→ Instructions for the task: Return the records, each one exactly as written.

— Start Listed records —

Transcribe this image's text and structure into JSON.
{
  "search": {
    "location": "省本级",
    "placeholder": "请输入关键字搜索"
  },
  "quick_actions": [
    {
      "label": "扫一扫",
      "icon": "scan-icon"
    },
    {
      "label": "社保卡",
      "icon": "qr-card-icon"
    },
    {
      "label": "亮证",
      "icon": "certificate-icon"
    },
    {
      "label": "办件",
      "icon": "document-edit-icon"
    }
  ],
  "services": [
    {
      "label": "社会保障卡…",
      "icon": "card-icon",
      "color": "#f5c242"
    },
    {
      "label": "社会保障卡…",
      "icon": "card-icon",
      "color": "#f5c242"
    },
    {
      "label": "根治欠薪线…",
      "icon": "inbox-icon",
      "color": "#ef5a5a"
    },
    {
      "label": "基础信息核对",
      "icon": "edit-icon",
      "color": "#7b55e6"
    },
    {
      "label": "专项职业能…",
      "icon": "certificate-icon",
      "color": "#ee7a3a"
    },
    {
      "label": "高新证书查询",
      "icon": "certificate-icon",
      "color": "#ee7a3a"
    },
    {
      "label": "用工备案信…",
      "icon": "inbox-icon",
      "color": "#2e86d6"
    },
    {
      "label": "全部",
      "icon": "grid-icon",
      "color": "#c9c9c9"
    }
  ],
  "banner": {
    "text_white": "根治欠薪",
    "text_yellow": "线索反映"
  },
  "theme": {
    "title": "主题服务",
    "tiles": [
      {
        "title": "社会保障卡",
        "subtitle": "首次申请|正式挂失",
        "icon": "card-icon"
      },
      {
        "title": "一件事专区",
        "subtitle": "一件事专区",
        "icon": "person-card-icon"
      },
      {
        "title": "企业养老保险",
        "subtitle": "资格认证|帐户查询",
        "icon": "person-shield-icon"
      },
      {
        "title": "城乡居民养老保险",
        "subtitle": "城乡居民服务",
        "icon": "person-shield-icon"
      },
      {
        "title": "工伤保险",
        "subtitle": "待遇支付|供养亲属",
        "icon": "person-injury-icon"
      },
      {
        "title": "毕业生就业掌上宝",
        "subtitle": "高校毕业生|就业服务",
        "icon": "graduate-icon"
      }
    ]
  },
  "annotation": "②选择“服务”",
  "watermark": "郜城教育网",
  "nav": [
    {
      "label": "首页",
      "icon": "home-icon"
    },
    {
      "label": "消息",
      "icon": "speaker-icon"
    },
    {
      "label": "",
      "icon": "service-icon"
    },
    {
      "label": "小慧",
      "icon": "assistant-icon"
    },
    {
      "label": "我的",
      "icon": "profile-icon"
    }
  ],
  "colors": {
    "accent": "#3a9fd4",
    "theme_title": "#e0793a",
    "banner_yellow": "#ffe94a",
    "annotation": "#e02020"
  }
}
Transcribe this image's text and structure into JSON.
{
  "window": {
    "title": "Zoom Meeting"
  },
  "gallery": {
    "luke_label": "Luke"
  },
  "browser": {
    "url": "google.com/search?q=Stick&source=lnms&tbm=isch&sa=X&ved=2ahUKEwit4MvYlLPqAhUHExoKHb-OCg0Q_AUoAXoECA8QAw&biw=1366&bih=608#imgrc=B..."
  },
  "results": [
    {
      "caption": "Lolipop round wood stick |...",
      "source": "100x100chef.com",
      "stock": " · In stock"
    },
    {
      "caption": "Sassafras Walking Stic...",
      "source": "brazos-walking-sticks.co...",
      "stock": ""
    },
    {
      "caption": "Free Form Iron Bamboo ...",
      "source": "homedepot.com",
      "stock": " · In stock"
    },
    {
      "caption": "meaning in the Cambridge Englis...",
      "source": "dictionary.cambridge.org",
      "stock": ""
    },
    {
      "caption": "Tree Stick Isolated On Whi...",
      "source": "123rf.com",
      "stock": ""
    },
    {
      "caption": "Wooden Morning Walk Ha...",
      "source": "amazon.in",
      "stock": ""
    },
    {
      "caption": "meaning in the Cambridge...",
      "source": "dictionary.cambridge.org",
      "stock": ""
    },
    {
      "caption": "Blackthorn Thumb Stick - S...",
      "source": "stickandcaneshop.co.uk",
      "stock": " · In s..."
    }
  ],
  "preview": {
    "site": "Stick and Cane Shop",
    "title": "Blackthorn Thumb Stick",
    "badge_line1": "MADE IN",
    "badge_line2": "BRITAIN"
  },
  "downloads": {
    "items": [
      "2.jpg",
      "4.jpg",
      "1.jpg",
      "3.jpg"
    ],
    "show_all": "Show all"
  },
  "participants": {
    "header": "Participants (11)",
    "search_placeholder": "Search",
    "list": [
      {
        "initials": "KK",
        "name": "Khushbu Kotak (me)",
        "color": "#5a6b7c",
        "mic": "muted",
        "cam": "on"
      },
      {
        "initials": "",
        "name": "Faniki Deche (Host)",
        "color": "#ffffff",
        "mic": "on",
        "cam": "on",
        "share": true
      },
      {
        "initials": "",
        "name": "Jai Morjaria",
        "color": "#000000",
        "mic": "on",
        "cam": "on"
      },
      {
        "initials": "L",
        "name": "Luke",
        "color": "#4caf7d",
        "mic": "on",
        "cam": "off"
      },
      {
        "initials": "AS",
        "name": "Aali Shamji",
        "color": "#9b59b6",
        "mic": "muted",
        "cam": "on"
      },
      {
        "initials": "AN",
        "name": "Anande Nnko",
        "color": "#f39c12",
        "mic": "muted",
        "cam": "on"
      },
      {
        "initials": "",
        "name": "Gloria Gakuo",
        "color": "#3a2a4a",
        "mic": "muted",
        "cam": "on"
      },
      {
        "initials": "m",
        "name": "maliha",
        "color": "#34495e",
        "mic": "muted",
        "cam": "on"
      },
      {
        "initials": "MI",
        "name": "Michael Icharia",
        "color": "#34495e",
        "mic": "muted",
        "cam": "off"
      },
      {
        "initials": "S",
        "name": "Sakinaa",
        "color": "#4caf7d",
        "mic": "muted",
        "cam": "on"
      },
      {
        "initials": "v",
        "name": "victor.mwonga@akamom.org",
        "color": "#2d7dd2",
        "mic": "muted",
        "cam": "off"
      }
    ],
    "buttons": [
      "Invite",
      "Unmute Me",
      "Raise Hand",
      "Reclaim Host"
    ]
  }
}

— End Listed records —

→ Solved problem:
Transcribe this image's text and structure into JSON.
{
  "search": {
    "location": "省本级",
    "placeholder": "请输入关键字搜索"
  },
  "quick_actions": [
    {
      "label": "扫一扫",
      "icon": "scan-icon"
    },
    {
      "label": "社保卡",
      "icon": "qr-card-icon"
    },
    {
      "label": "亮证",
      "icon": "certificate-icon"
    },
    {
      "label": "办件",
      "icon": "document-edit-icon"
    }
  ],
  "services": [
    {
      "label": "社会保障卡…",
      "icon": "card-icon",
      "color": "#f5c242"
    },
    {
      "label": "社会保障卡…",
      "icon": "card-icon",
      "color": "#f5c242"
    },
    {
      "label": "根治欠薪线…",
      "icon": "inbox-icon",
      "color": "#ef5a5a"
    },
    {
      "label": "基础信息核对",
      "icon": "edit-icon",
      "color": "#7b55e6"
    },
    {
      "label": "专项职业能…",
      "icon": "certificate-icon",
      "color": "#ee7a3a"
    },
    {
      "label": "高新证书查询",
      "icon": "certificate-icon",
      "color": "#ee7a3a"
    },
    {
      "label": "用工备案信…",
      "icon": "inbox-icon",
      "color": "#2e86d6"
    },
    {
      "label": "全部",
      "icon": "grid-icon",
      "color": "#c9c9c9"
    }
  ],
  "banner": {
    "text_white": "根治欠薪",
    "text_yellow": "线索反映"
  },
  "theme": {
    "title": "主题服务",
    "tiles": [
      {
        "title": "社会保障卡",
        "subtitle": "首次申请|正式挂失",
        "icon": "card-icon"
      },
      {
        "title": "一件事专区",
        "subtitle": "一件事专区",
        "icon": "person-card-icon"
      },
      {
        "title": "企业养老保险",
        "subtitle": "资格认证|帐户查询",
        "icon": "person-shield-icon"
      },
      {
        "title": "城乡居民养老保险",
        "subtitle": "城乡居民服务",
        "icon": "person-shield-icon"
      },
      {
        "title": "工伤保险",
        "subtitle": "待遇支付|供养亲属",
        "icon": "person-injury-icon"
      },
      {
        "title": "毕业生就业掌上宝",
        "subtitle": "高校毕业生|就业服务",
        "icon": "graduate-icon"
      }
    ]
  },
  "annotation": "②选择“服务”",
  "watermark": "郜城教育网",
  "nav": [
    {
      "label": "首页",
      "icon": "home-icon"
    },
    {
      "label": "消息",
      "icon": "speaker-icon"
    },
    {
      "label": "",
      "icon": "service-icon"
    },
    {
      "label": "小慧",
      "icon": "assistant-icon"
    },
    {
      "label": "我的",
      "icon": "profile-icon"
    }
  ],
  "colors": {
    "accent": "#3a9fd4",
    "theme_title": "#e0793a",
    "banner_yellow": "#ffe94a",
    "annotation": "#e02020"
  }
}
Transcribe this image's text and structure into JSON.
{
  "window": {
    "title": "Zoom Meeting"
  },
  "gallery": {
    "luke_label": "Luke"
  },
  "browser": {
    "url": "google.com/search?q=Stick&source=lnms&tbm=isch&sa=X&ved=2ahUKEwit4MvYlLPqAhUHExoKHb-OCg0Q_AUoAXoECA8QAw&biw=1366&bih=608#imgrc=B..."
  },
  "results": [
    {
      "caption": "Lolipop round wood stick |...",
      "source": "100x100chef.com",
      "stock": " · In stock"
    },
    {
      "caption": "Sassafras Walking Stic...",
      "source": "brazos-walking-sticks.co...",
      "stock": ""
    },
    {
      "caption": "Free Form Iron Bamboo ...",
      "source": "homedepot.com",
      "stock": " · In stock"
    },
    {
      "caption": "meaning in the Cambridge Englis...",
      "source": "dictionary.cambridge.org",
      "stock": ""
    },
    {
      "caption": "Tree Stick Isolated On Whi...",
      "source": "123rf.com",
      "stock": ""
    },
    {
      "caption": "Wooden Morning Walk Ha...",
      "source": "amazon.in",
      "stock": ""
    },
    {
      "caption": "meaning in the Cambridge...",
      "source": "dictionary.cambridge.org",
      "stock": ""
    },
    {
      "caption": "Blackthorn Thumb Stick - S...",
      "source": "stickandcaneshop.co.uk",
      "stock": " · In s..."
    }
  ],
  "preview": {
    "site": "Stick and Cane Shop",
    "title": "Blackthorn Thumb Stick",
    "badge_line1": "MADE IN",
    "badge_line2": "BRITAIN"
  },
  "downloads": {
    "items": [
      "2.jpg",
      "4.jpg",
      "1.jpg",
      "3.jpg"
    ],
    "show_all": "Show all"
  },
  "participants": {
    "header": "Participants (11)",
    "search_placeholder": "Search",
    "list": [
      {
        "initials": "KK",
        "name": "Khushbu Kotak (me)",
        "color": "#5a6b7c",
        "mic": "muted",
        "cam": "on"
      },
      {
        "initials": "",
        "name": "Faniki Deche (Host)",
        "color": "#ffffff",
        "mic": "on",
        "cam": "on",
        "share": true
      },
      {
        "initials": "",
        "name": "Jai Morjaria",
        "color": "#000000",
        "mic": "on",
        "cam": "on"
      },
      {
        "initials": "L",
        "name": "Luke",
        "color": "#4caf7d",
        "mic": "on",
        "cam": "off"
      },
      {
        "initials": "AS",
        "name": "Aali Shamji",
        "color": "#9b59b6",
        "mic": "muted",
        "cam": "on"
      },
      {
        "initials": "AN",
        "name": "Anande Nnko",
        "color": "#f39c12",
        "mic": "muted",
        "cam": "on"
      },
      {
        "initials": "",
        "name": "Gloria Gakuo",
        "color": "#3a2a4a",
        "mic": "muted",
        "cam": "on"
      },
      {
        "initials": "m",
        "name": "maliha",
        "color": "#34495e",
        "mic": "muted",
        "cam": "on"
      },
      {
        "initials": "MI",
        "name": "Michael Icharia",
        "color": "#34495e",
        "mic": "muted",
        "cam": "off"
      },
      {
        "initials": "S",
        "name": "Sakinaa",
        "color": "#4caf7d",
        "mic": "muted",
        "cam": "on"
      },
      {
        "initials": "v",
        "name": "victor.mwonga@akamom.org",
        "color": "#2d7dd2",
        "mic": "muted",
        "cam": "off"
      }
    ],
    "buttons": [
      "Invite",
      "Unmute Me",
      "Raise Hand",
      "Reclaim Host"
    ]
  }
}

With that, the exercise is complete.